§ Given instruction: Count the lines in the material that contain the string "generated" and give only the number.

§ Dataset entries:
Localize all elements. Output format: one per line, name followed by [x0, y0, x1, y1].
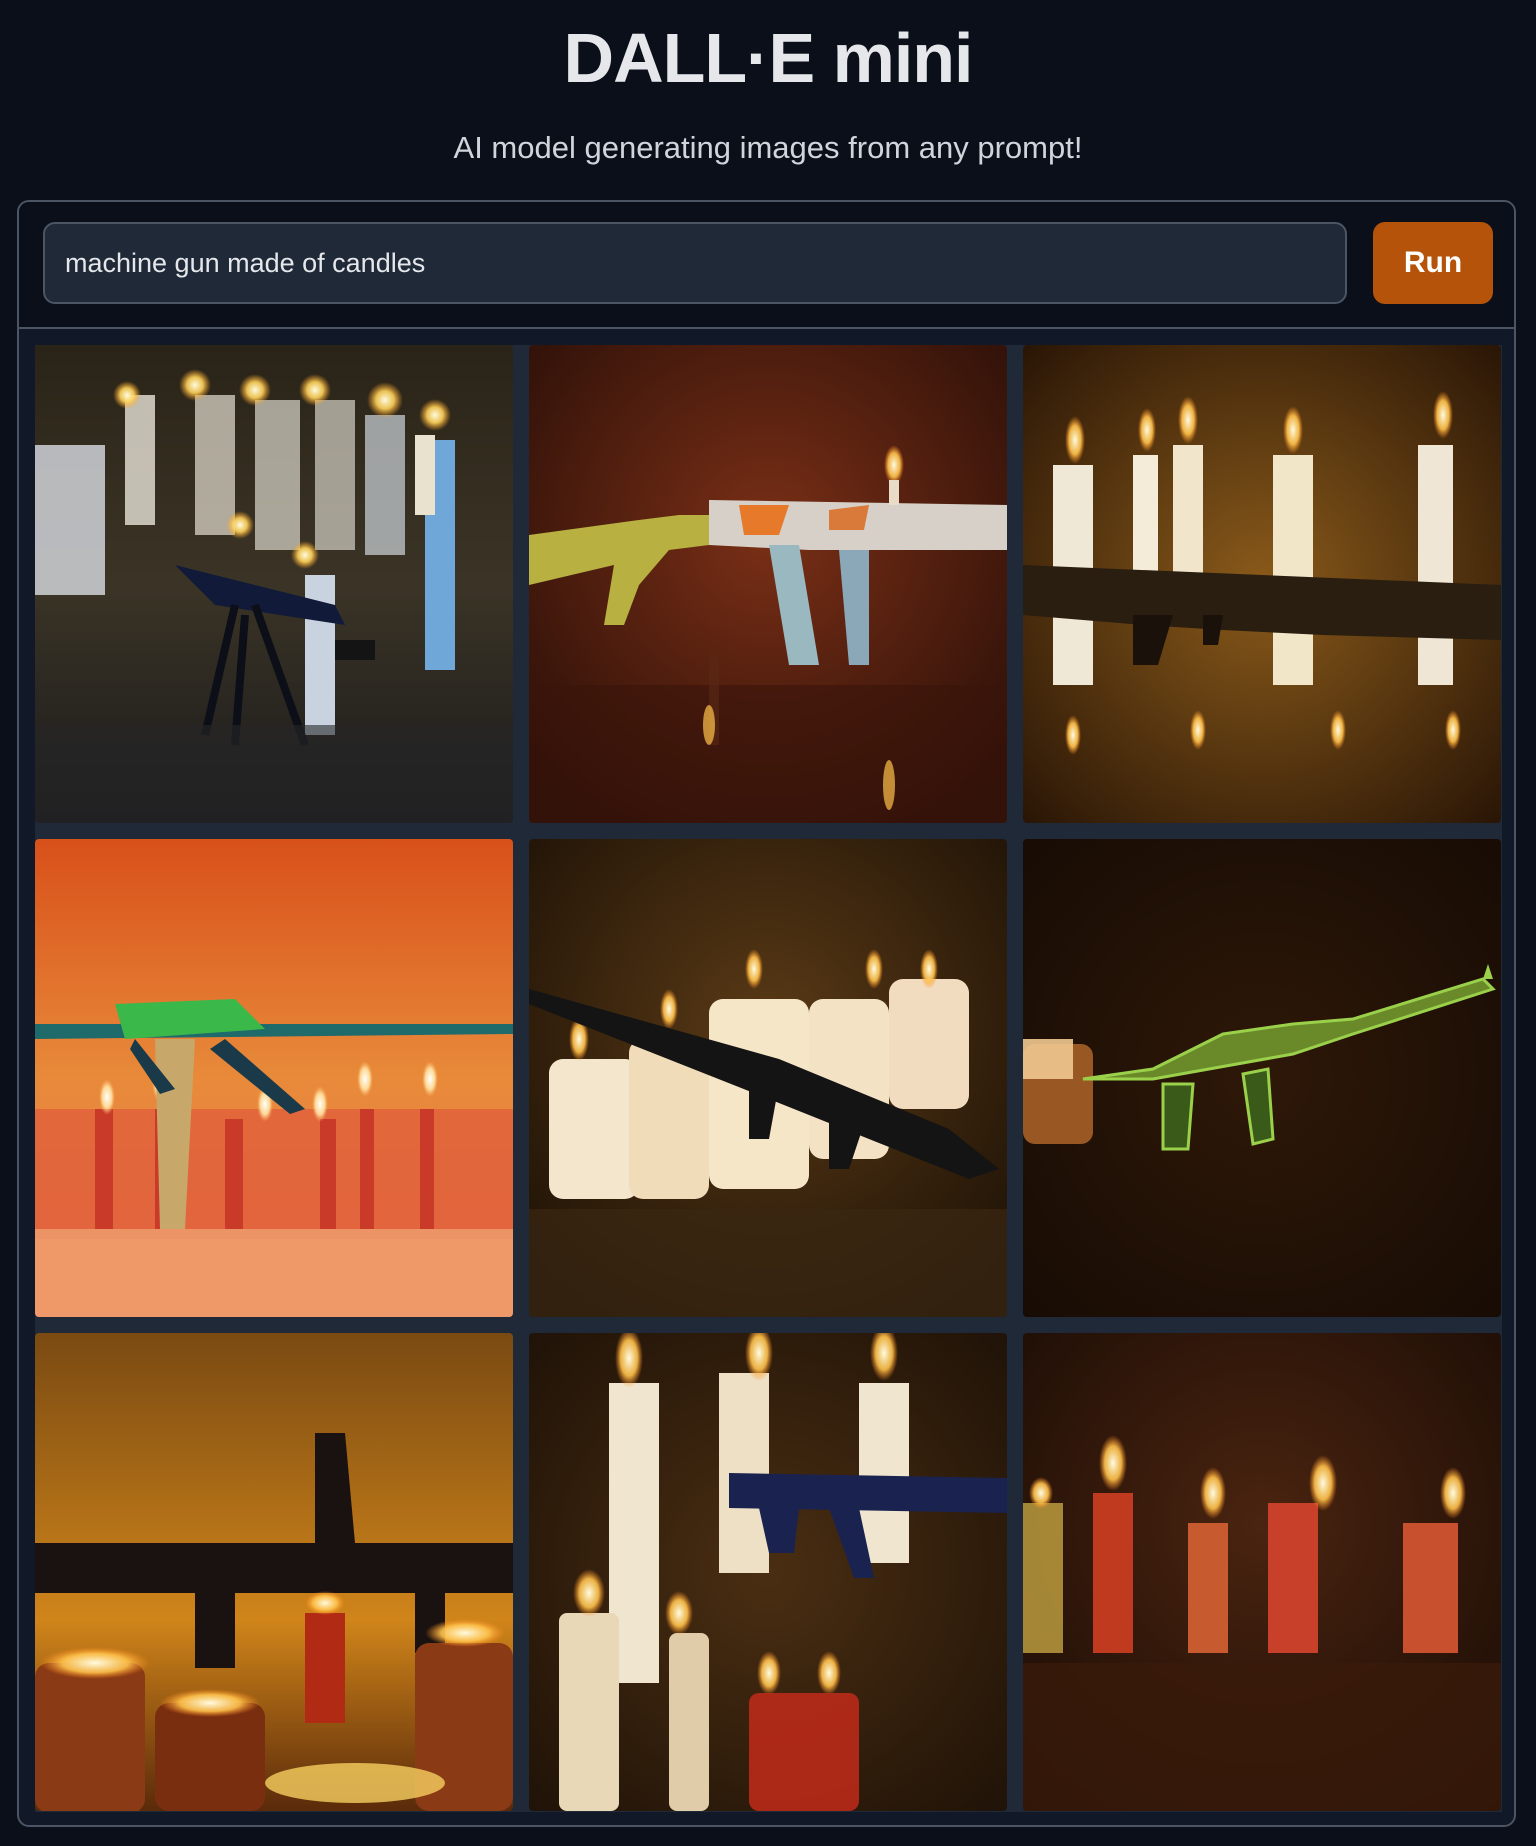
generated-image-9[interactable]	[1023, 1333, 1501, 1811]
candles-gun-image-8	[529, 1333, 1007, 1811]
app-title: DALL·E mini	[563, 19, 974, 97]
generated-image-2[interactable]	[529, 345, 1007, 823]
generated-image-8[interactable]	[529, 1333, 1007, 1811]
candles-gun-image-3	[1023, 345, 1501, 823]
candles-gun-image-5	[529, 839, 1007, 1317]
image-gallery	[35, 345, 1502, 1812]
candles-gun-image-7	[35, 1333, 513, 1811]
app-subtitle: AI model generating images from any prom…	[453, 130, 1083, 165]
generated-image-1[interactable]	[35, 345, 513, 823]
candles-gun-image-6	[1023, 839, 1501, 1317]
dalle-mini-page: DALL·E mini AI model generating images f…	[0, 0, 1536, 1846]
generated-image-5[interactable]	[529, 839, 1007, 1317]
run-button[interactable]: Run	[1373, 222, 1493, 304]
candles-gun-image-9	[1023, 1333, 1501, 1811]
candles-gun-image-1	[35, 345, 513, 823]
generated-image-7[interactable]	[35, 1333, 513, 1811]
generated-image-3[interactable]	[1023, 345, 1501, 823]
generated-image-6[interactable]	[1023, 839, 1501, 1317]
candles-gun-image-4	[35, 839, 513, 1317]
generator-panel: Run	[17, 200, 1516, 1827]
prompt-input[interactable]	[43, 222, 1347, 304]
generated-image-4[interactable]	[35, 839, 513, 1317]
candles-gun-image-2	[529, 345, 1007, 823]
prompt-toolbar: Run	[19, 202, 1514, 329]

§ Correct answer: 9